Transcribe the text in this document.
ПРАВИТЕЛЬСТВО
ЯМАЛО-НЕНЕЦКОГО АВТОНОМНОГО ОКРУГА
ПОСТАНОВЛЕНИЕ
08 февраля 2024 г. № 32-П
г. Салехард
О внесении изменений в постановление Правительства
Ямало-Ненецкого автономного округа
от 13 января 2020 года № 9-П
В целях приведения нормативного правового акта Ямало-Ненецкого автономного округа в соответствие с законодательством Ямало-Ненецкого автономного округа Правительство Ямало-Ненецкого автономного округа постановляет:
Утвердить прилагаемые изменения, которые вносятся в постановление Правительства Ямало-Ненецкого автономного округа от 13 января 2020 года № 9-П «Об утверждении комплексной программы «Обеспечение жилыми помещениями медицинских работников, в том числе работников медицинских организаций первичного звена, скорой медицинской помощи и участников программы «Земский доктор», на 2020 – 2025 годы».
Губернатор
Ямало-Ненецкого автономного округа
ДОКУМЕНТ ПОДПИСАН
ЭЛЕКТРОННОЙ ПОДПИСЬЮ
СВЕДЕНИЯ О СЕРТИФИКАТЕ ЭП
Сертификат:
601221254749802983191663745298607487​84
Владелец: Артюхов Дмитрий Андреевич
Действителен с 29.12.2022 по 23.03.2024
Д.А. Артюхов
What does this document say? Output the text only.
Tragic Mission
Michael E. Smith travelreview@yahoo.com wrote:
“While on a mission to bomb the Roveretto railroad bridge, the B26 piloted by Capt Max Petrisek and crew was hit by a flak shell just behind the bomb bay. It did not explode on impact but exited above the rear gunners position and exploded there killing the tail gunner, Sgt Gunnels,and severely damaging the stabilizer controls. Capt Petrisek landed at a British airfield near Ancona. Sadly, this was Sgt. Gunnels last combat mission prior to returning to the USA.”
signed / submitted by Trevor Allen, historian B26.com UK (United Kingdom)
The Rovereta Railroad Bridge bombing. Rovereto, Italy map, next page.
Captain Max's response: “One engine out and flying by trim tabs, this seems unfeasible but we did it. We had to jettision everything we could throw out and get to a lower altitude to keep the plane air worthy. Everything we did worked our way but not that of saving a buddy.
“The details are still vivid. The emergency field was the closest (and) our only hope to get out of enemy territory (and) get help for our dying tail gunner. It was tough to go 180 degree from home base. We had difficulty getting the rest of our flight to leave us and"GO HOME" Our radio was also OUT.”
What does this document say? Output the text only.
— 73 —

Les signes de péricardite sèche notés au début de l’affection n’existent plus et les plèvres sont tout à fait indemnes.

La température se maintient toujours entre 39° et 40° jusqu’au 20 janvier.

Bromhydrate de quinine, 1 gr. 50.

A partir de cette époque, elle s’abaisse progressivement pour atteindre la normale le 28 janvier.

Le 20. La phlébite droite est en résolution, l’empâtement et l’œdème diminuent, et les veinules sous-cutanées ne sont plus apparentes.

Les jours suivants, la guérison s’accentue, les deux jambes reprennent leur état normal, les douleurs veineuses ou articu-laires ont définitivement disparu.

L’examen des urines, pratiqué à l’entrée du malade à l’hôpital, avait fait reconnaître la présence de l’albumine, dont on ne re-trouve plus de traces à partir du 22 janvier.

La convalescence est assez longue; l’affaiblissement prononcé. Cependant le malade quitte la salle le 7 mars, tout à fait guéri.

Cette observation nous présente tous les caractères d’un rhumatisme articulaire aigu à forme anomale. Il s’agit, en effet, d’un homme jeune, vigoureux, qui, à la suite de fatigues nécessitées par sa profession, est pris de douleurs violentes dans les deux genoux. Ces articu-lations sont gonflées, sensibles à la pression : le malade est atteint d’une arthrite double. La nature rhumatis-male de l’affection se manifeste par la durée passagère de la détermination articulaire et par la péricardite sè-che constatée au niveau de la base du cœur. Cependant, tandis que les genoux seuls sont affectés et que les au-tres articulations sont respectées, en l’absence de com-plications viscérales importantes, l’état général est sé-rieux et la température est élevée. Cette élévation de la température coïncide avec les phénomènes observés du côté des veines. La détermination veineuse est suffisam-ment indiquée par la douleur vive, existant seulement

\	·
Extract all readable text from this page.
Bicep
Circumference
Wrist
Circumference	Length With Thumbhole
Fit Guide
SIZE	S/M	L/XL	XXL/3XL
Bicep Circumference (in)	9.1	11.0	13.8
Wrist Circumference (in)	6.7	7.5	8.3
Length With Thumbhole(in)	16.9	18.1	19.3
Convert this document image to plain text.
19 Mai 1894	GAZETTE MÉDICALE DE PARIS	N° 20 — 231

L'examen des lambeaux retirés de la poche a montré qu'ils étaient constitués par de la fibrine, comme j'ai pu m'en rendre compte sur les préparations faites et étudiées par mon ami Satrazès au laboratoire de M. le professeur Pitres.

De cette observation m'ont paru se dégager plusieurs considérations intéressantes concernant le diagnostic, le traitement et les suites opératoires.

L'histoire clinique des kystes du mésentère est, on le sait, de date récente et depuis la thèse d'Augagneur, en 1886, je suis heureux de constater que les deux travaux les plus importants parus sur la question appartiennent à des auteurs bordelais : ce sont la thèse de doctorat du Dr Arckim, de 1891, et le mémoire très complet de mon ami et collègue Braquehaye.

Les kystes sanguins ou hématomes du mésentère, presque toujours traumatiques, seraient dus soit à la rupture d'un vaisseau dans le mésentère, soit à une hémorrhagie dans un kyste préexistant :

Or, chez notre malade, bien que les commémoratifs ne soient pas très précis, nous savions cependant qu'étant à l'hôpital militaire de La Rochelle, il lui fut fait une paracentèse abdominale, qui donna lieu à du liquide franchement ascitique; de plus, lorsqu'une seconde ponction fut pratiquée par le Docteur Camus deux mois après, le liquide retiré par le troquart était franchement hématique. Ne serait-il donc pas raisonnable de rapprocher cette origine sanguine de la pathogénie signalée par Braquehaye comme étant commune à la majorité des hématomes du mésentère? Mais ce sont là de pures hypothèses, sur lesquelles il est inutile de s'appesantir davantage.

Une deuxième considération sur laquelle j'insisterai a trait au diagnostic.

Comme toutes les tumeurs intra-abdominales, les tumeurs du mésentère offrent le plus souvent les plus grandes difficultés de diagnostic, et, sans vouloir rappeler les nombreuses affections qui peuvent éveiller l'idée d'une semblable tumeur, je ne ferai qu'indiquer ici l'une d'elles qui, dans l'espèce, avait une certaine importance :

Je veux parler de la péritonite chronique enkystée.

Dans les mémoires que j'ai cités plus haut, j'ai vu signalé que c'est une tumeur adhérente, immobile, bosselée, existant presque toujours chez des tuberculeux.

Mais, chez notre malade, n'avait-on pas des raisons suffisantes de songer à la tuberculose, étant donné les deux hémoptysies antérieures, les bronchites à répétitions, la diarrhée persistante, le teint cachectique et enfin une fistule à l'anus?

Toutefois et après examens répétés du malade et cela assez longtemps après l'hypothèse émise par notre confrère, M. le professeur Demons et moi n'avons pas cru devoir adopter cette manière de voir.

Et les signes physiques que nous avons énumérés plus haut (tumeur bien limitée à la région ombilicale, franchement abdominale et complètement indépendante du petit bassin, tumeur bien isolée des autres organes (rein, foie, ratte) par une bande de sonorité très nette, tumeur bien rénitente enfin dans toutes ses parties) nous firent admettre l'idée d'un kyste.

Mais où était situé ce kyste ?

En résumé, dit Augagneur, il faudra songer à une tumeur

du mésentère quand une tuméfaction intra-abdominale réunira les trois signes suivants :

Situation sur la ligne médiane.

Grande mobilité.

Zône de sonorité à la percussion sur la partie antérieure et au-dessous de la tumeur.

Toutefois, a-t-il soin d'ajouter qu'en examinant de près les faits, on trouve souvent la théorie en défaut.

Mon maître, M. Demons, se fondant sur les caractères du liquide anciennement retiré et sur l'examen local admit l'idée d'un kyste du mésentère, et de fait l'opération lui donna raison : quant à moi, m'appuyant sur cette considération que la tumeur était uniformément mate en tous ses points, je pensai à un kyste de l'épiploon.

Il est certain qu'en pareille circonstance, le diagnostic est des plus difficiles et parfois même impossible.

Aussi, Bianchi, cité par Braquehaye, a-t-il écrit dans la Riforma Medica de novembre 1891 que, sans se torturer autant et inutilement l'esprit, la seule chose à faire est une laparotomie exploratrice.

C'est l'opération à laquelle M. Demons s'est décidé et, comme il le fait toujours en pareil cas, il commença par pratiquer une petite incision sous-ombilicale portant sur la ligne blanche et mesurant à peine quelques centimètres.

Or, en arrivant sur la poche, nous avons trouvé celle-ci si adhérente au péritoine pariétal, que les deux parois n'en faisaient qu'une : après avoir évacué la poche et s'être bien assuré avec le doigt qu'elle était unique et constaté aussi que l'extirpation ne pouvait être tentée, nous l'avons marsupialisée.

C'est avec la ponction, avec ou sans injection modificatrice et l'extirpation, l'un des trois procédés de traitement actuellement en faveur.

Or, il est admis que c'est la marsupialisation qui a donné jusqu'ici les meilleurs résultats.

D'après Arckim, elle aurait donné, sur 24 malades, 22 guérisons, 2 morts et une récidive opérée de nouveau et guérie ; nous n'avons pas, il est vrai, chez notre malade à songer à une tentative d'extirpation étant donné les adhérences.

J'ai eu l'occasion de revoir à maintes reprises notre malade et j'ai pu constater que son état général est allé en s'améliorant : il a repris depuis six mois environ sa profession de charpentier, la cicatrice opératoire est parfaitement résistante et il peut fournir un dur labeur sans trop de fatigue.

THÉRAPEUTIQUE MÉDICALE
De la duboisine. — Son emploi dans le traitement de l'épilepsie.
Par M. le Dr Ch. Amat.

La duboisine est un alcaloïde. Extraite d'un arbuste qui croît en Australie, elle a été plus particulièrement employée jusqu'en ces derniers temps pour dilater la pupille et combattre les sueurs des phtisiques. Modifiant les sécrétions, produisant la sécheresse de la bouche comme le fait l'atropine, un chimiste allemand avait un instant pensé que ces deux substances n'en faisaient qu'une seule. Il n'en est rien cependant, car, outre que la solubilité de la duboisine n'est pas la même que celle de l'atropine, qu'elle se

Request: Scan the listing above for the word "caractères" and show each line where it is found.

Task output:
Cette observation nous présente tous les caractères d’un rhumatisme articulaire aigu à forme anomale. Il s’agit, en effet, d’un homme jeune, vigoureux, qui, à la suite de fatigues nécessitées par sa profession, est pris de douleurs violentes dans les deux genoux. Ces articu-lations sont gonflées, sensibles à la pression : le malade est atteint d’une arthrite double. La nature rhumatis-male de l’affection se manifeste par la durée passagère de la détermination articulaire et par la péricardite sè-che constatée au niveau de la base du cœur. Cependant, tandis que les genoux seuls sont affectés et que les au-tres articulations sont respectées, en l’absence de com-plications viscérales importantes, l’état général est sé-rieux et la température est élevée. Cette élévation de la température coïncide avec les phénomènes observés du côté des veines. La détermination veineuse est suffisam-ment indiquée par la douleur vive, existant seulement
Mon maître, M. Demons, se fondant sur les caractères du liquide anciennement retiré et sur l'examen local admit l'idée d'un kyste du mésentère, et de fait l'opération lui donna raison : quant à moi, m'appuyant sur cette considération que la tumeur était uniformément mate en tous ses points, je pensai à un kyste de l'épiploon.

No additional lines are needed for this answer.